_TASK TO COMPLETE_
Report how many lines of these entries hold the string "Cost"; reply with the number alone.

_ _ _

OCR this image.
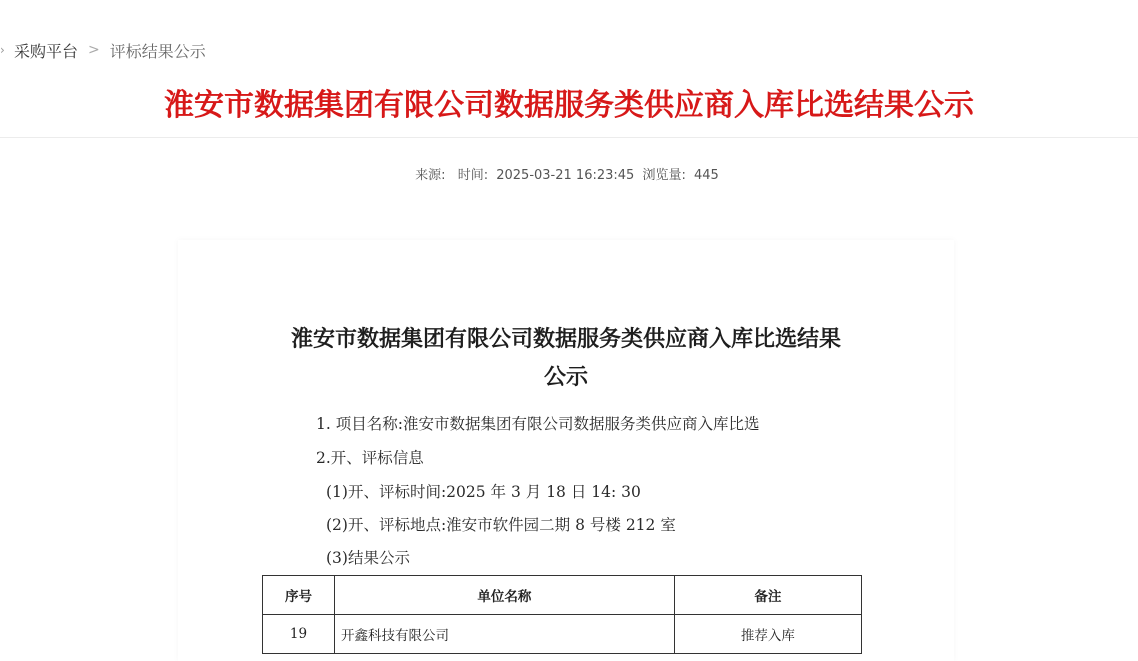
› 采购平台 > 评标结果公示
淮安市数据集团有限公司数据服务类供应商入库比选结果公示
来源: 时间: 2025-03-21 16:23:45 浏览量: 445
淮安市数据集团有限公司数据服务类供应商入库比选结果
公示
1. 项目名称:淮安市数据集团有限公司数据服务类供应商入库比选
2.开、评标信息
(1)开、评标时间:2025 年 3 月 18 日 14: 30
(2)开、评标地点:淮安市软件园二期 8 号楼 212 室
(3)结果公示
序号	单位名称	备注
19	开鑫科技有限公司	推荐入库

_ _ _

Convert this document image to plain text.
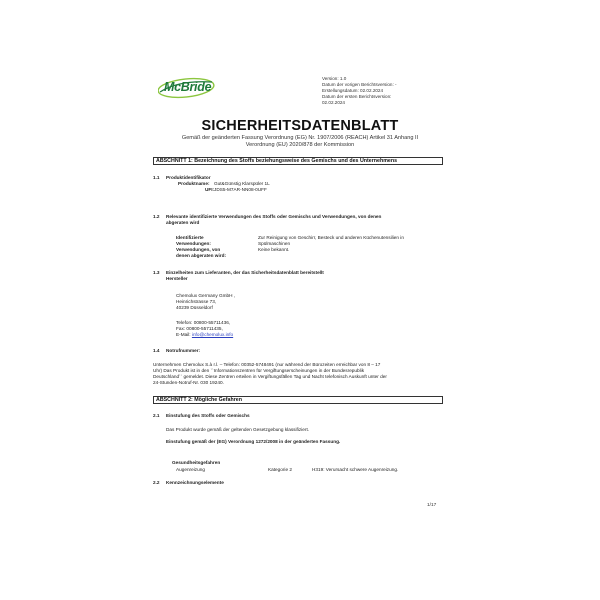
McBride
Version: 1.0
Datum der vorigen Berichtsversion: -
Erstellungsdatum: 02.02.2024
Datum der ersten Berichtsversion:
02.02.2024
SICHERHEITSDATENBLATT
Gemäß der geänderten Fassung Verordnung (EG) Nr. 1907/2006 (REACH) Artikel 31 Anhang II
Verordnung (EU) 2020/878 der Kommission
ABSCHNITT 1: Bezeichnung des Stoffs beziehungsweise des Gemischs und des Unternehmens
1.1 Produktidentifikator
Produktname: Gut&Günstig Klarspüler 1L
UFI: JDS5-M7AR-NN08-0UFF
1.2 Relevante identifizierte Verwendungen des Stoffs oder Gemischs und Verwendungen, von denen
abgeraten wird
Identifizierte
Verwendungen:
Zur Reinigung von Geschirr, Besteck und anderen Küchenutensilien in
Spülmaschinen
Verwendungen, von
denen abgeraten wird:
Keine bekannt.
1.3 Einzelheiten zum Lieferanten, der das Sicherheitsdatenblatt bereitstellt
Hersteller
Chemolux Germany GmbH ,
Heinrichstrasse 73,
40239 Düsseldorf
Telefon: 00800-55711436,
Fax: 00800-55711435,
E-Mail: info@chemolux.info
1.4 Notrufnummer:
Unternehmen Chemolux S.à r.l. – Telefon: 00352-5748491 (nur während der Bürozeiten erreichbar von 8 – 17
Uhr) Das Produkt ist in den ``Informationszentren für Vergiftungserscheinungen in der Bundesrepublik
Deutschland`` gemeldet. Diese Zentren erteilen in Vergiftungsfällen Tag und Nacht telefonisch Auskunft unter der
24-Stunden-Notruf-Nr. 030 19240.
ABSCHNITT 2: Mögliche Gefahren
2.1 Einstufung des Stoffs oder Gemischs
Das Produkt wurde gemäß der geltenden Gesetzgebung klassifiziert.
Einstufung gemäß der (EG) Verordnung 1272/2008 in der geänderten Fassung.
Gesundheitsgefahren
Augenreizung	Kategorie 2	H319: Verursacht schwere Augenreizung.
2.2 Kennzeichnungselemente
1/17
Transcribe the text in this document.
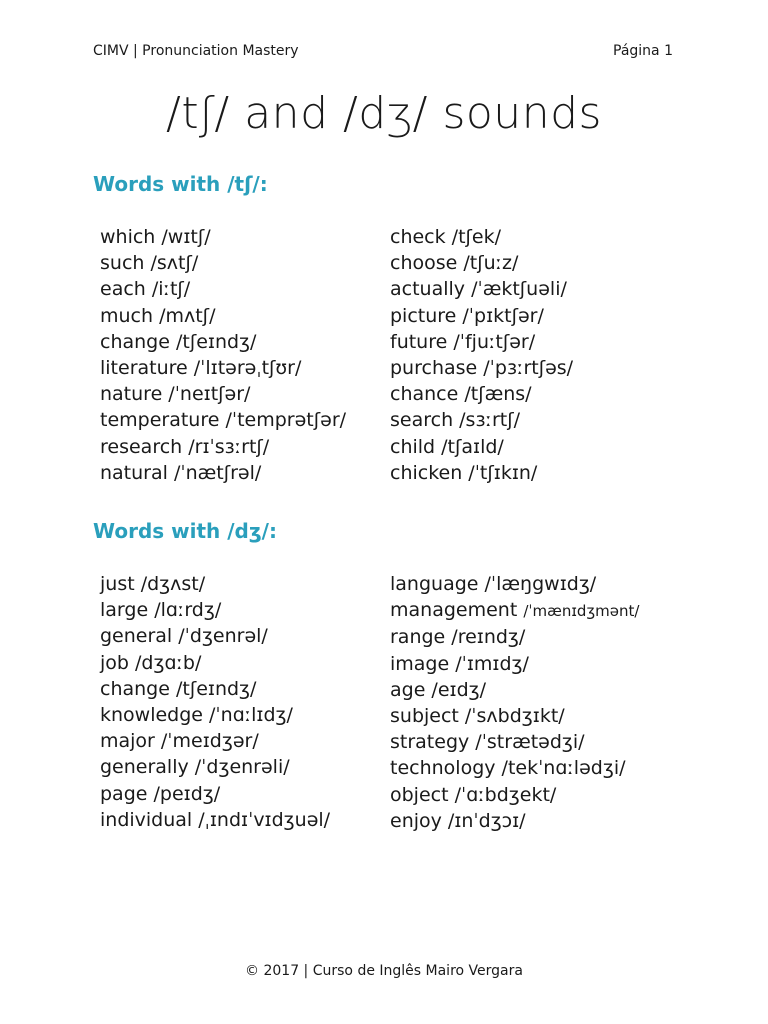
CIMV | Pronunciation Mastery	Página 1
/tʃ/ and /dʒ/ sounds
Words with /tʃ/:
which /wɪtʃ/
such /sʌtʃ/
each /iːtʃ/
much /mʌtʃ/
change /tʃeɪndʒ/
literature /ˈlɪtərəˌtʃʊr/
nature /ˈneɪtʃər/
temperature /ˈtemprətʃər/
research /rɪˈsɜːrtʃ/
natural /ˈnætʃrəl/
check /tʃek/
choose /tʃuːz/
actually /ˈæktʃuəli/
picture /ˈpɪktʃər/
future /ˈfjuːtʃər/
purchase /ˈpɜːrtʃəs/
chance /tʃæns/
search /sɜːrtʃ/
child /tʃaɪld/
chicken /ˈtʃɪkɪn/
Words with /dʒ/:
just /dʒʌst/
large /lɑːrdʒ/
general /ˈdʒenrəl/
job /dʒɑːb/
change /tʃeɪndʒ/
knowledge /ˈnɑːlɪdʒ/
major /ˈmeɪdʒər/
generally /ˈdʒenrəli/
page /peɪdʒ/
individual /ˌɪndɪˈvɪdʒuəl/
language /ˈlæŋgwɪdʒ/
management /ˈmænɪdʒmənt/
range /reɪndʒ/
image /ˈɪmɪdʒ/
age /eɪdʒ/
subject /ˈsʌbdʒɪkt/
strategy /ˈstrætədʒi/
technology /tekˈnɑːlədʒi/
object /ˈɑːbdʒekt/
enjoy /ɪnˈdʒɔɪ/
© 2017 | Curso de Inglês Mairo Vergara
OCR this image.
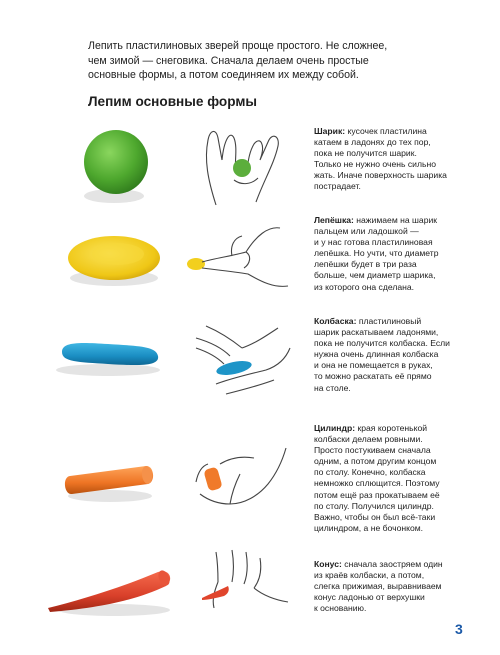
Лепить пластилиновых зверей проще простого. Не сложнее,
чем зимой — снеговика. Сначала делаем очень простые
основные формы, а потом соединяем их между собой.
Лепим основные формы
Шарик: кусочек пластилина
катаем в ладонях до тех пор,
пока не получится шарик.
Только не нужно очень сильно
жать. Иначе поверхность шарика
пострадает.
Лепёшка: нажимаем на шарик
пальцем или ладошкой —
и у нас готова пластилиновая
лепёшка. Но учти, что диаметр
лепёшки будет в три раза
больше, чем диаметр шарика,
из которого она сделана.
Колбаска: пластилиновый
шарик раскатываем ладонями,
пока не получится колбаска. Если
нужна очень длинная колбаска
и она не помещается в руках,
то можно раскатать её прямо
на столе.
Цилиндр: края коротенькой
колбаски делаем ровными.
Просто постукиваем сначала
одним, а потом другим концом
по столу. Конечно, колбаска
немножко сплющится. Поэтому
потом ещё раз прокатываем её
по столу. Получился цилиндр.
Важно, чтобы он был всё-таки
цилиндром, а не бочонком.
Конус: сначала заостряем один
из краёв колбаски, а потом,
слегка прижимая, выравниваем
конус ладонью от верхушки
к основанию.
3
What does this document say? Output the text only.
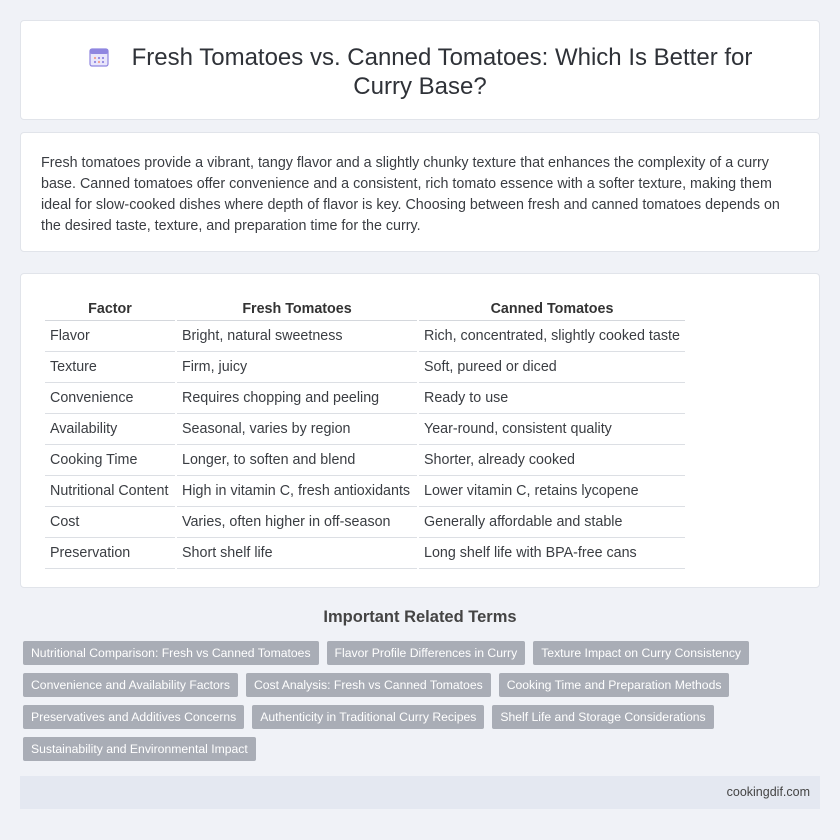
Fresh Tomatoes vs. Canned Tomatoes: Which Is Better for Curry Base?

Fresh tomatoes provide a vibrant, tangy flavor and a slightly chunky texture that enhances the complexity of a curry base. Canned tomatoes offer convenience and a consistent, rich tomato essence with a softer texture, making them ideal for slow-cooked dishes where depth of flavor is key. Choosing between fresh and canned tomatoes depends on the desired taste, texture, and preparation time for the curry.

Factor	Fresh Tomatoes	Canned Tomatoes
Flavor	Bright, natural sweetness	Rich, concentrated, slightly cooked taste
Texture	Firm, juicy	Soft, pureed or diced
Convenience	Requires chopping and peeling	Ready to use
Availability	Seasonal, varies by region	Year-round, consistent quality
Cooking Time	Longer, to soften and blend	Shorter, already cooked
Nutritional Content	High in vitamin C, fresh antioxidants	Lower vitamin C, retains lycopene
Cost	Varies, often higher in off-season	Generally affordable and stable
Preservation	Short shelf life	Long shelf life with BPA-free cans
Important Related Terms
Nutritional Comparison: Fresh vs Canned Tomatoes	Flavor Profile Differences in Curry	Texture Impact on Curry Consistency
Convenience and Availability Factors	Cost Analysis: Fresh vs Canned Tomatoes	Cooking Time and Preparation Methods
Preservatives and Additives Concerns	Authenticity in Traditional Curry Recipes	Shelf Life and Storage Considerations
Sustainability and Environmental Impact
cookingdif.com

_ _ _

_COMPLETED TASK_
2